Task: Repeat exactly each line of the data provided below.
[begin Input data]
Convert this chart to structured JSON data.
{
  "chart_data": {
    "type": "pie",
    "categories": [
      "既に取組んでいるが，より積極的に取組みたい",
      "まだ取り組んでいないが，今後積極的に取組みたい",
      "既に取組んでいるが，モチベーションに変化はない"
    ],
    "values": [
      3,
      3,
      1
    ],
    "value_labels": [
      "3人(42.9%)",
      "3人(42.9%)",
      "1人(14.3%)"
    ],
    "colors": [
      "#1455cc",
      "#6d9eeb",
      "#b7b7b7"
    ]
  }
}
[end Input data]
Task response:
Convert this chart to structured JSON data.
{
  "chart_data": {
    "type": "pie",
    "categories": [
      "既に取組んでいるが，より積極的に取組みたい",
      "まだ取り組んでいないが，今後積極的に取組みたい",
      "既に取組んでいるが，モチベーションに変化はない"
    ],
    "values": [
      3,
      3,
      1
    ],
    "value_labels": [
      "3人(42.9%)",
      "3人(42.9%)",
      "1人(14.3%)"
    ],
    "colors": [
      "#1455cc",
      "#6d9eeb",
      "#b7b7b7"
    ]
  }
}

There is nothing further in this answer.